==== RAW RECORDS ====

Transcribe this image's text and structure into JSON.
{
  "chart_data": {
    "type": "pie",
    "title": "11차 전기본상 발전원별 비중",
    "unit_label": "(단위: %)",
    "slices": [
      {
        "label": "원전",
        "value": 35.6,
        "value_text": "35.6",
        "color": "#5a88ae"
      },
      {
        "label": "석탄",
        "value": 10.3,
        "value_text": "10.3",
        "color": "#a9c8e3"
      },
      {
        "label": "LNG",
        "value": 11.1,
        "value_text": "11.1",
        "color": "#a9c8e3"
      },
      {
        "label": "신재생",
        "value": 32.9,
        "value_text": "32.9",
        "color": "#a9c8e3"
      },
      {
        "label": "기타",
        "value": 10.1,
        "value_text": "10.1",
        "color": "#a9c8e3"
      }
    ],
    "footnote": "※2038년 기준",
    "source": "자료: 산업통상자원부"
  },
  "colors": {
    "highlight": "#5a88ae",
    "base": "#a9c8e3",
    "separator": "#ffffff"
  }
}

====

> _PROBLEM DETAILS_:
The lines above should be duplicated exactly.

> _FULL RESPONSE_:
Transcribe this image's text and structure into JSON.
{
  "chart_data": {
    "type": "pie",
    "title": "11차 전기본상 발전원별 비중",
    "unit_label": "(단위: %)",
    "slices": [
      {
        "label": "원전",
        "value": 35.6,
        "value_text": "35.6",
        "color": "#5a88ae"
      },
      {
        "label": "석탄",
        "value": 10.3,
        "value_text": "10.3",
        "color": "#a9c8e3"
      },
      {
        "label": "LNG",
        "value": 11.1,
        "value_text": "11.1",
        "color": "#a9c8e3"
      },
      {
        "label": "신재생",
        "value": 32.9,
        "value_text": "32.9",
        "color": "#a9c8e3"
      },
      {
        "label": "기타",
        "value": 10.1,
        "value_text": "10.1",
        "color": "#a9c8e3"
      }
    ],
    "footnote": "※2038년 기준",
    "source": "자료: 산업통상자원부"
  },
  "colors": {
    "highlight": "#5a88ae",
    "base": "#a9c8e3",
    "separator": "#ffffff"
  }
}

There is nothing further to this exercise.